# [Data provided]

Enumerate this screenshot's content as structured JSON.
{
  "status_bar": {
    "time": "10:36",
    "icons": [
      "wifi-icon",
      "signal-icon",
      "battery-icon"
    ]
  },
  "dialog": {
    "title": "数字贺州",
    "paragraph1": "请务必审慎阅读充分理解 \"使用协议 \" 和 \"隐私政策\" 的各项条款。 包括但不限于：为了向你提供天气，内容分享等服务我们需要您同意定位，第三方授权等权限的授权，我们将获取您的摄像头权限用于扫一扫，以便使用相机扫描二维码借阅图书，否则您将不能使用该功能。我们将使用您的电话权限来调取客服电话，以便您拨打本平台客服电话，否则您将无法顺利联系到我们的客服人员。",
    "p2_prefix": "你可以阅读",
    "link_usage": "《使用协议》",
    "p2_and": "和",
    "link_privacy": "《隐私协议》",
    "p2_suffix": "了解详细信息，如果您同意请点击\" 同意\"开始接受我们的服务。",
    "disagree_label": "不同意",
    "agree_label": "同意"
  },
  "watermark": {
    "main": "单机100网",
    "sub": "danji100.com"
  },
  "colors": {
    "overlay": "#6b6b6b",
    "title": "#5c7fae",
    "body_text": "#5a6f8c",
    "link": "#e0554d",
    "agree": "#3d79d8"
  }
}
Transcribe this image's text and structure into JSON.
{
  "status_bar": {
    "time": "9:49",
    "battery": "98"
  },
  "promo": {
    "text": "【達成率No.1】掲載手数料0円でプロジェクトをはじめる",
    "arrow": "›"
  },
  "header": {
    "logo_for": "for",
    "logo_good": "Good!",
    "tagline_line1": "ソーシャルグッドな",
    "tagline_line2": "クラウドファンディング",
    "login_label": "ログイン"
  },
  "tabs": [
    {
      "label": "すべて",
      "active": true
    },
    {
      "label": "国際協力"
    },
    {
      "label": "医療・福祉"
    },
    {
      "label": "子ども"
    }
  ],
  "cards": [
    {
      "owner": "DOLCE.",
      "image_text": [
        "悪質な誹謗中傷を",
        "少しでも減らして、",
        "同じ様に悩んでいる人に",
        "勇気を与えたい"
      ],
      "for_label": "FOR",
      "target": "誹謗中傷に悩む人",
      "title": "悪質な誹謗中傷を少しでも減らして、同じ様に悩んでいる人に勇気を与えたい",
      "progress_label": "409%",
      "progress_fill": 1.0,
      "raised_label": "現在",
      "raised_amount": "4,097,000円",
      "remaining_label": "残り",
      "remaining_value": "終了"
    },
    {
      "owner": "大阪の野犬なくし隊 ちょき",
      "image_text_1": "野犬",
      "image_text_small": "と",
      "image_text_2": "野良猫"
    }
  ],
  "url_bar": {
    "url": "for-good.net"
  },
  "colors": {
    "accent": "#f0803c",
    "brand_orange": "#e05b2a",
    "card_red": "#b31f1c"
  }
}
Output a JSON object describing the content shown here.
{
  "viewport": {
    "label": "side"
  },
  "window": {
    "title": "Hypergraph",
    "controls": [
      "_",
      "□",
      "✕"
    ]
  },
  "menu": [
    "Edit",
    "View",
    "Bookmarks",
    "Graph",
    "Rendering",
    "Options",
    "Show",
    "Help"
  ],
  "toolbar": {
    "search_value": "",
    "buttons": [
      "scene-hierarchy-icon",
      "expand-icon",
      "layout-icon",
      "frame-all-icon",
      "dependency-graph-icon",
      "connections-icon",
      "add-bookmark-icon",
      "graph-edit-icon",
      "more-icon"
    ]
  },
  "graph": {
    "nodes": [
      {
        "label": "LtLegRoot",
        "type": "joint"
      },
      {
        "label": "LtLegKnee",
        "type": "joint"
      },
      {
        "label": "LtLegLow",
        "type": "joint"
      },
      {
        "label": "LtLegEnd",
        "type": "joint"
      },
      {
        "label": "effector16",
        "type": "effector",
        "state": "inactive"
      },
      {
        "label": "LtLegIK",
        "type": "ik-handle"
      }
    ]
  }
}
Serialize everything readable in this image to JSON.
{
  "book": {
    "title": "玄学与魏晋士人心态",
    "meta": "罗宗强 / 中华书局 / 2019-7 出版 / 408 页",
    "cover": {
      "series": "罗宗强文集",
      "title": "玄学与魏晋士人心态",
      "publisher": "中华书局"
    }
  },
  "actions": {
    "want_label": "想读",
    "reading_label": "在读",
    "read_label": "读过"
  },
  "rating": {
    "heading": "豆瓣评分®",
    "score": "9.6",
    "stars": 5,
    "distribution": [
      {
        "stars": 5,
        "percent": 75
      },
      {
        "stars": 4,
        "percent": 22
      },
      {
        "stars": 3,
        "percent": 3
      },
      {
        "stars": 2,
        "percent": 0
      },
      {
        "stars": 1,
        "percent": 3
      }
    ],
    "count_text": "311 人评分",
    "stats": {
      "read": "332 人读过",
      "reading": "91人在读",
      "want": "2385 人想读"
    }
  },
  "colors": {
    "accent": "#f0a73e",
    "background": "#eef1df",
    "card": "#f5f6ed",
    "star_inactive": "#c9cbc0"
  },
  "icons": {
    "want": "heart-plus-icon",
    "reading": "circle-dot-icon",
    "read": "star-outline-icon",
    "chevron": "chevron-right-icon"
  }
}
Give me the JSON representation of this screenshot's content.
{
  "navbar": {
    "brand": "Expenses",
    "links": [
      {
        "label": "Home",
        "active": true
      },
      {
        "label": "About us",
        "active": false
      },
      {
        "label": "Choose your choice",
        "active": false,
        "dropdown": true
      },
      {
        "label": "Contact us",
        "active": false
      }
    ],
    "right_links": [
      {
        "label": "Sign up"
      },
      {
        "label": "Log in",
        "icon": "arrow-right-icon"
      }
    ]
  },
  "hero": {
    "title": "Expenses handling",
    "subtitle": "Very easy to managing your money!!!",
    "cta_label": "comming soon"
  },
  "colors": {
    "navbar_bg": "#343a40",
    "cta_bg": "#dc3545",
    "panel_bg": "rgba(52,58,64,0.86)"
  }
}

# [Task to complete]
Repeat the material above exactly.

# [Response below]
Enumerate this screenshot's content as structured JSON.
{
  "status_bar": {
    "time": "10:36",
    "icons": [
      "wifi-icon",
      "signal-icon",
      "battery-icon"
    ]
  },
  "dialog": {
    "title": "数字贺州",
    "paragraph1": "请务必审慎阅读充分理解 \"使用协议 \" 和 \"隐私政策\" 的各项条款。 包括但不限于：为了向你提供天气，内容分享等服务我们需要您同意定位，第三方授权等权限的授权，我们将获取您的摄像头权限用于扫一扫，以便使用相机扫描二维码借阅图书，否则您将不能使用该功能。我们将使用您的电话权限来调取客服电话，以便您拨打本平台客服电话，否则您将无法顺利联系到我们的客服人员。",
    "p2_prefix": "你可以阅读",
    "link_usage": "《使用协议》",
    "p2_and": "和",
    "link_privacy": "《隐私协议》",
    "p2_suffix": "了解详细信息，如果您同意请点击\" 同意\"开始接受我们的服务。",
    "disagree_label": "不同意",
    "agree_label": "同意"
  },
  "watermark": {
    "main": "单机100网",
    "sub": "danji100.com"
  },
  "colors": {
    "overlay": "#6b6b6b",
    "title": "#5c7fae",
    "body_text": "#5a6f8c",
    "link": "#e0554d",
    "agree": "#3d79d8"
  }
}
Transcribe this image's text and structure into JSON.
{
  "status_bar": {
    "time": "9:49",
    "battery": "98"
  },
  "promo": {
    "text": "【達成率No.1】掲載手数料0円でプロジェクトをはじめる",
    "arrow": "›"
  },
  "header": {
    "logo_for": "for",
    "logo_good": "Good!",
    "tagline_line1": "ソーシャルグッドな",
    "tagline_line2": "クラウドファンディング",
    "login_label": "ログイン"
  },
  "tabs": [
    {
      "label": "すべて",
      "active": true
    },
    {
      "label": "国際協力"
    },
    {
      "label": "医療・福祉"
    },
    {
      "label": "子ども"
    }
  ],
  "cards": [
    {
      "owner": "DOLCE.",
      "image_text": [
        "悪質な誹謗中傷を",
        "少しでも減らして、",
        "同じ様に悩んでいる人に",
        "勇気を与えたい"
      ],
      "for_label": "FOR",
      "target": "誹謗中傷に悩む人",
      "title": "悪質な誹謗中傷を少しでも減らして、同じ様に悩んでいる人に勇気を与えたい",
      "progress_label": "409%",
      "progress_fill": 1.0,
      "raised_label": "現在",
      "raised_amount": "4,097,000円",
      "remaining_label": "残り",
      "remaining_value": "終了"
    },
    {
      "owner": "大阪の野犬なくし隊 ちょき",
      "image_text_1": "野犬",
      "image_text_small": "と",
      "image_text_2": "野良猫"
    }
  ],
  "url_bar": {
    "url": "for-good.net"
  },
  "colors": {
    "accent": "#f0803c",
    "brand_orange": "#e05b2a",
    "card_red": "#b31f1c"
  }
}
Output a JSON object describing the content shown here.
{
  "viewport": {
    "label": "side"
  },
  "window": {
    "title": "Hypergraph",
    "controls": [
      "_",
      "□",
      "✕"
    ]
  },
  "menu": [
    "Edit",
    "View",
    "Bookmarks",
    "Graph",
    "Rendering",
    "Options",
    "Show",
    "Help"
  ],
  "toolbar": {
    "search_value": "",
    "buttons": [
      "scene-hierarchy-icon",
      "expand-icon",
      "layout-icon",
      "frame-all-icon",
      "dependency-graph-icon",
      "connections-icon",
      "add-bookmark-icon",
      "graph-edit-icon",
      "more-icon"
    ]
  },
  "graph": {
    "nodes": [
      {
        "label": "LtLegRoot",
        "type": "joint"
      },
      {
        "label": "LtLegKnee",
        "type": "joint"
      },
      {
        "label": "LtLegLow",
        "type": "joint"
      },
      {
        "label": "LtLegEnd",
        "type": "joint"
      },
      {
        "label": "effector16",
        "type": "effector",
        "state": "inactive"
      },
      {
        "label": "LtLegIK",
        "type": "ik-handle"
      }
    ]
  }
}
Serialize everything readable in this image to JSON.
{
  "book": {
    "title": "玄学与魏晋士人心态",
    "meta": "罗宗强 / 中华书局 / 2019-7 出版 / 408 页",
    "cover": {
      "series": "罗宗强文集",
      "title": "玄学与魏晋士人心态",
      "publisher": "中华书局"
    }
  },
  "actions": {
    "want_label": "想读",
    "reading_label": "在读",
    "read_label": "读过"
  },
  "rating": {
    "heading": "豆瓣评分®",
    "score": "9.6",
    "stars": 5,
    "distribution": [
      {
        "stars": 5,
        "percent": 75
      },
      {
        "stars": 4,
        "percent": 22
      },
      {
        "stars": 3,
        "percent": 3
      },
      {
        "stars": 2,
        "percent": 0
      },
      {
        "stars": 1,
        "percent": 3
      }
    ],
    "count_text": "311 人评分",
    "stats": {
      "read": "332 人读过",
      "reading": "91人在读",
      "want": "2385 人想读"
    }
  },
  "colors": {
    "accent": "#f0a73e",
    "background": "#eef1df",
    "card": "#f5f6ed",
    "star_inactive": "#c9cbc0"
  },
  "icons": {
    "want": "heart-plus-icon",
    "reading": "circle-dot-icon",
    "read": "star-outline-icon",
    "chevron": "chevron-right-icon"
  }
}
Give me the JSON representation of this screenshot's content.
{
  "navbar": {
    "brand": "Expenses",
    "links": [
      {
        "label": "Home",
        "active": true
      },
      {
        "label": "About us",
        "active": false
      },
      {
        "label": "Choose your choice",
        "active": false,
        "dropdown": true
      },
      {
        "label": "Contact us",
        "active": false
      }
    ],
    "right_links": [
      {
        "label": "Sign up"
      },
      {
        "label": "Log in",
        "icon": "arrow-right-icon"
      }
    ]
  },
  "hero": {
    "title": "Expenses handling",
    "subtitle": "Very easy to managing your money!!!",
    "cta_label": "comming soon"
  },
  "colors": {
    "navbar_bg": "#343a40",
    "cta_bg": "#dc3545",
    "panel_bg": "rgba(52,58,64,0.86)"
  }
}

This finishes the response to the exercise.